── SOURCE EXTRACT ──

Rather than focus on the product, change the perspective to the shopper target. Include photos, testimonials, or quotes from the users of the product or company's services and how well their needs were met, how satisfied they are, how willing they are to shop or use the company's offerings again. Knowing who you are targeting and then using that to your advantage can help focus the shopper on thinking that the business or the product is superior to competition:

Draw on the power of aspiration - I want to be like the people pictured. I want to feel what they feel.

Use affiliation - I am just like those people, and they seem to know this is better. I work, live, eat, exercise, etc. at the same places they do, I ought to use this product as well.

Leverage authority - if a particularly respected member of the community, or a celebrity, or other appreciated member of the industry, region, or neighborhood endorses a product or business, it will very often lead to others believing that the person is "in the know" and therefore has access to better decision-making criteria or other means to choose wisely.

Idea: Visualize the What

While competitors are selling widgets, gadgets, or commodities; smart businesses are selling outcomes or solutions. Rather than marketing the pixels, the construction, or the engineering of the copy machine; market the inability to identify the copy from the original, the durability if it should be bumped or dropped or the free time it creates through speed of copying, etc. The more vivid the language the better able the prospect will be at envisioning themselves enjoying the benefits of shopping with one supplier over another.

───
── GIVEN ENTRIES ──

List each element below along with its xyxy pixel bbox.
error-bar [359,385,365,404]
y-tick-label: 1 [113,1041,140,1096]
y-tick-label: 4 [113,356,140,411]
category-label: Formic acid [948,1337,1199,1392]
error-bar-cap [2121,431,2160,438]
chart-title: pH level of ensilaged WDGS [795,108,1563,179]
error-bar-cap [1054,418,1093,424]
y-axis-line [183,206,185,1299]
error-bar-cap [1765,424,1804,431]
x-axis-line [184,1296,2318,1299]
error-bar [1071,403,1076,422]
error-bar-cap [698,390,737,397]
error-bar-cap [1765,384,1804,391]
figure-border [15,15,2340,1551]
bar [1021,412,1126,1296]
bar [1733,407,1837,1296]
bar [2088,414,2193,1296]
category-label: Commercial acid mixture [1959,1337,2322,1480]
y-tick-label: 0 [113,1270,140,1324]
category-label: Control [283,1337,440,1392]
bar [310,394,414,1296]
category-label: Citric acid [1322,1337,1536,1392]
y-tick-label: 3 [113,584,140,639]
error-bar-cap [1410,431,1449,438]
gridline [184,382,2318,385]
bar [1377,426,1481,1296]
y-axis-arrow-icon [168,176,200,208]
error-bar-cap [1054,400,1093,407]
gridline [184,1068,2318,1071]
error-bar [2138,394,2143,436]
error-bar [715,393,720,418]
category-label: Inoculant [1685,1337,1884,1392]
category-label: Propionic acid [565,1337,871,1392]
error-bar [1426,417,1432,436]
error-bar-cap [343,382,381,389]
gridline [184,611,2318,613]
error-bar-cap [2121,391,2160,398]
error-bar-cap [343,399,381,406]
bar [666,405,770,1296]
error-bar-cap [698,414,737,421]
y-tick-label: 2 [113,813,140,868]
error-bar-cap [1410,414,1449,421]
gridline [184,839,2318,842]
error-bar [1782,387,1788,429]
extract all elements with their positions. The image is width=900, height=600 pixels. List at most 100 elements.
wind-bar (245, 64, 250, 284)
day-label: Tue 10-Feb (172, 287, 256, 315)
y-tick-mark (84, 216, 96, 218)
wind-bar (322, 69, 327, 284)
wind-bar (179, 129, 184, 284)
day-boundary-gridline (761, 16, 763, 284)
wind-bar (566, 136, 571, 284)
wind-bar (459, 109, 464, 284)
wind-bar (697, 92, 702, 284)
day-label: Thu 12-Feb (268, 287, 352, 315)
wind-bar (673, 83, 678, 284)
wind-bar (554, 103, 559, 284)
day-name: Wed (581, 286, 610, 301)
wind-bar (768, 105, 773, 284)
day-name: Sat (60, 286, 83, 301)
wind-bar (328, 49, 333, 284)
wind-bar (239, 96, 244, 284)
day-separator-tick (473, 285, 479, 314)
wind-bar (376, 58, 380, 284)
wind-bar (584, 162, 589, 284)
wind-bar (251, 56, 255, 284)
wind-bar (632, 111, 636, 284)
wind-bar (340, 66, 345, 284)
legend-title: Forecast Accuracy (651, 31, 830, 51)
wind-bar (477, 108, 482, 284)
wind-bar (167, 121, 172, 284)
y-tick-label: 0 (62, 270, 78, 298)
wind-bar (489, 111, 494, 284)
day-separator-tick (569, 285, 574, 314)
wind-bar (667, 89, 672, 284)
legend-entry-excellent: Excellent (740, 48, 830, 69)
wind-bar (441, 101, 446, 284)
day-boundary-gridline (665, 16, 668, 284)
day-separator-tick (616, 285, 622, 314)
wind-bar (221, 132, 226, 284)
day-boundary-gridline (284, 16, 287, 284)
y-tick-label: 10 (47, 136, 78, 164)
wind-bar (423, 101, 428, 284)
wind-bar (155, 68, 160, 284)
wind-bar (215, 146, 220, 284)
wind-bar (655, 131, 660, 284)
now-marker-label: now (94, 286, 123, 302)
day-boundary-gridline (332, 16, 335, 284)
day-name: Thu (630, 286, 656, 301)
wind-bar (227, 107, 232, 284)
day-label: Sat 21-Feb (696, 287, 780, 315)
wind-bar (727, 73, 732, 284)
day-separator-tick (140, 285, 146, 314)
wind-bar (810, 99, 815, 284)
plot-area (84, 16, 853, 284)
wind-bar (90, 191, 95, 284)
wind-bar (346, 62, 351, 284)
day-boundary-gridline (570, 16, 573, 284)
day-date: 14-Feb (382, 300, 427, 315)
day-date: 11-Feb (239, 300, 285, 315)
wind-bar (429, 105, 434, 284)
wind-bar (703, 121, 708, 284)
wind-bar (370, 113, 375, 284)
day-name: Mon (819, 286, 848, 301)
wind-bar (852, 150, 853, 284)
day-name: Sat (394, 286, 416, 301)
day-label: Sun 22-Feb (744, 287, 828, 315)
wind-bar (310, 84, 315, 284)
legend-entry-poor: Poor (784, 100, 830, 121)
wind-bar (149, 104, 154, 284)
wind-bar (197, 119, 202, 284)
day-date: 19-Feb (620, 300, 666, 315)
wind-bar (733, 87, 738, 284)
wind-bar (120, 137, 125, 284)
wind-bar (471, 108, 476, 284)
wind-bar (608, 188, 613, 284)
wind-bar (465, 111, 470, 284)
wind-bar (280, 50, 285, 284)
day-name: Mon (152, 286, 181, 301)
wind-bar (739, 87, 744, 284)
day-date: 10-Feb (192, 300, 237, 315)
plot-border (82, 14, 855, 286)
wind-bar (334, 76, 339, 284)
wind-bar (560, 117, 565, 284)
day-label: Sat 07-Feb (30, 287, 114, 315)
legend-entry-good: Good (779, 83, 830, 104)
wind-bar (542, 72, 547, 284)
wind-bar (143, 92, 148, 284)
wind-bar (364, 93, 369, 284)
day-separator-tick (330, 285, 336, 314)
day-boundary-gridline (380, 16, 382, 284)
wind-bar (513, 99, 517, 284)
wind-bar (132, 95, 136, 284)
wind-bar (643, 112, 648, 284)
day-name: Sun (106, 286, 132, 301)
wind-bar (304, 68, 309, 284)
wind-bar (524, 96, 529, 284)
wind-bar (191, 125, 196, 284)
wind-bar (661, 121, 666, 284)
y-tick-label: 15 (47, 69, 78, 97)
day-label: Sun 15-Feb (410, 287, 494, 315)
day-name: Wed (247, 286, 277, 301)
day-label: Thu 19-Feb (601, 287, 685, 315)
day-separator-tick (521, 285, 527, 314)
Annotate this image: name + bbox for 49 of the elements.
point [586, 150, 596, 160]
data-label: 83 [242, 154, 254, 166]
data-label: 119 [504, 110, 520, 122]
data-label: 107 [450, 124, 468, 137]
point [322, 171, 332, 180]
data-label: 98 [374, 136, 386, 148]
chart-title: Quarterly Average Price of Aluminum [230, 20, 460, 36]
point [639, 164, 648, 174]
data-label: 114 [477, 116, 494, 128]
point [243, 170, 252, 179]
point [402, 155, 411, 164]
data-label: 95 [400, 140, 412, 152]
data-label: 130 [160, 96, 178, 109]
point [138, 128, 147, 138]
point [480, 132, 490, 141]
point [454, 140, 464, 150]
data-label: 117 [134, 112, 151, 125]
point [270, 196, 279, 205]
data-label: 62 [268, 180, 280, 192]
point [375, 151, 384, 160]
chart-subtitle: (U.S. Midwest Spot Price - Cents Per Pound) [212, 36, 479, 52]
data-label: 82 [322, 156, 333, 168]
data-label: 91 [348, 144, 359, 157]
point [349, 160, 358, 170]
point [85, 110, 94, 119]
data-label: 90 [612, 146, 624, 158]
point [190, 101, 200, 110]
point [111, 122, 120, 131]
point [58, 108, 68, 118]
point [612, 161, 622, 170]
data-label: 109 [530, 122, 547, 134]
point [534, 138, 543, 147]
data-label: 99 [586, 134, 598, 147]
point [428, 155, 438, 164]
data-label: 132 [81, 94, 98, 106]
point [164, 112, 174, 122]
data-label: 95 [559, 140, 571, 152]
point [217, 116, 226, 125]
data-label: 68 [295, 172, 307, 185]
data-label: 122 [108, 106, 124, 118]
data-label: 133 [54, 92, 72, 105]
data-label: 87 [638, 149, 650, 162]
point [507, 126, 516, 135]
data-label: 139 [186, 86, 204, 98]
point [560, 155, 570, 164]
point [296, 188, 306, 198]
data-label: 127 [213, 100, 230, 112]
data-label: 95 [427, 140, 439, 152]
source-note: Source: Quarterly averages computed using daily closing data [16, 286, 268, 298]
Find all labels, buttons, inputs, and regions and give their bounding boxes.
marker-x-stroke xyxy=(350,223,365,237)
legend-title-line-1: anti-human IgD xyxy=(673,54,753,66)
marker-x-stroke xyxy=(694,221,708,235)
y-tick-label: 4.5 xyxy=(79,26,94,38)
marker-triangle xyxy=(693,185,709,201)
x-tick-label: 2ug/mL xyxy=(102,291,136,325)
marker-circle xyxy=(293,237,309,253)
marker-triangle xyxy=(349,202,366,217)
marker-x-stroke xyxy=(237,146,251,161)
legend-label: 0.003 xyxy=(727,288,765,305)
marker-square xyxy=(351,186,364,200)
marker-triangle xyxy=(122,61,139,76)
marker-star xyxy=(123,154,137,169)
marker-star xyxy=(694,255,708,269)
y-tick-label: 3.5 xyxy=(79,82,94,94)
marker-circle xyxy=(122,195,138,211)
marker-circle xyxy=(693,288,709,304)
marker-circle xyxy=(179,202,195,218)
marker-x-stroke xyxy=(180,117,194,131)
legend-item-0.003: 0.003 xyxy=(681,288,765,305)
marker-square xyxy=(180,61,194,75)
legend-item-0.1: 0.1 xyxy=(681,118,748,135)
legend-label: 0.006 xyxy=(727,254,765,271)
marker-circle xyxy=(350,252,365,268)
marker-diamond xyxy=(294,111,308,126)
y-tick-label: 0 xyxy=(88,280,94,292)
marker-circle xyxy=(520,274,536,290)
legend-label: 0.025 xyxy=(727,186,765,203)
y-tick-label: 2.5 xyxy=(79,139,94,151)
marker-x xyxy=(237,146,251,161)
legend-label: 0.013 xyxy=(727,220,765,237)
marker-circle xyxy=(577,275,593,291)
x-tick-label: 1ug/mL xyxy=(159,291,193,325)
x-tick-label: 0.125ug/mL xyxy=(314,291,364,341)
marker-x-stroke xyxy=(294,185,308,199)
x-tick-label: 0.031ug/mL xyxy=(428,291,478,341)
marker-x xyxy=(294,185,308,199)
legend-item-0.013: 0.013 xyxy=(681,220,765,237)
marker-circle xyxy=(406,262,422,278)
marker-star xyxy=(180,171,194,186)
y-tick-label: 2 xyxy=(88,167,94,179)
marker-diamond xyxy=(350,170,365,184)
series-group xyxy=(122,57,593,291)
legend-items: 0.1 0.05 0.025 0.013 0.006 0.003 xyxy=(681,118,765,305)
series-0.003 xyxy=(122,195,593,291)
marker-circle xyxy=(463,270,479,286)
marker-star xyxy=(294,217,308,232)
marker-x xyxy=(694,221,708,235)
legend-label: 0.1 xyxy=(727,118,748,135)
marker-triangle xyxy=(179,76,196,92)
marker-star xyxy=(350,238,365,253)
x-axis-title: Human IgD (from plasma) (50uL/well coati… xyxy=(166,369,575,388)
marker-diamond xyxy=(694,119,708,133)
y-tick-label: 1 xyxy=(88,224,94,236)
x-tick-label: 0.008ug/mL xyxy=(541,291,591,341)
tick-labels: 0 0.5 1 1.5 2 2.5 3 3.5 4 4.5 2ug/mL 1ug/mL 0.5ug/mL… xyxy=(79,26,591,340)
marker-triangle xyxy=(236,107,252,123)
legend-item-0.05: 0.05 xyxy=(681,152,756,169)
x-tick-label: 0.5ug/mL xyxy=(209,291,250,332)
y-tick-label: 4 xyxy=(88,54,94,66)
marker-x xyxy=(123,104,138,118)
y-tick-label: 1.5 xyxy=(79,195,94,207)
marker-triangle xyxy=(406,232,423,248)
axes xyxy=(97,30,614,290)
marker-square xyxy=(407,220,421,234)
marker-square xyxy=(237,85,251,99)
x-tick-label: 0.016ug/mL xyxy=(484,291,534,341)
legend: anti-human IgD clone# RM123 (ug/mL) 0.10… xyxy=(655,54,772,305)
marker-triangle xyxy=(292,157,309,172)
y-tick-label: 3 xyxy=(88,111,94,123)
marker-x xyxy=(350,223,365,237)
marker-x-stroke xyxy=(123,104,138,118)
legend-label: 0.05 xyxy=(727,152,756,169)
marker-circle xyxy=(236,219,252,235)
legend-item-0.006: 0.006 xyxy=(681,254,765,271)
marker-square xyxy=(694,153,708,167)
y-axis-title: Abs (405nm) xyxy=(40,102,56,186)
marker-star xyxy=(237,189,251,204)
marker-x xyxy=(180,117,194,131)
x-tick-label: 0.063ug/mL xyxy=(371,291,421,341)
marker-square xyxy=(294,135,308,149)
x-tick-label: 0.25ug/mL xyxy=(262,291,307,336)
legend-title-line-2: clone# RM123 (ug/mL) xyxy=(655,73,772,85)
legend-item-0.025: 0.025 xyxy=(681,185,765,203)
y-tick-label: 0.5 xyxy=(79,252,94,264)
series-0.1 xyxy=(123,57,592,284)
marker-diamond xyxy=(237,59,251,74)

───

→ **YOUR INSTRUCTIONS**:
Reproduce the passage of the marketing text from "Leverage authority - if" to "to choose wisely.". Nothing in the listing is needed here.

→ **THE RESULT**:
Leverage authority - if a particularly respected member of the community, or a celebrity, or other appreciated member of the industry, region, or neighborhood endorses a product or business, it will very often lead to others believing that the person is "in the know" and therefore has access to better decision-making criteria or other means to choose wisely.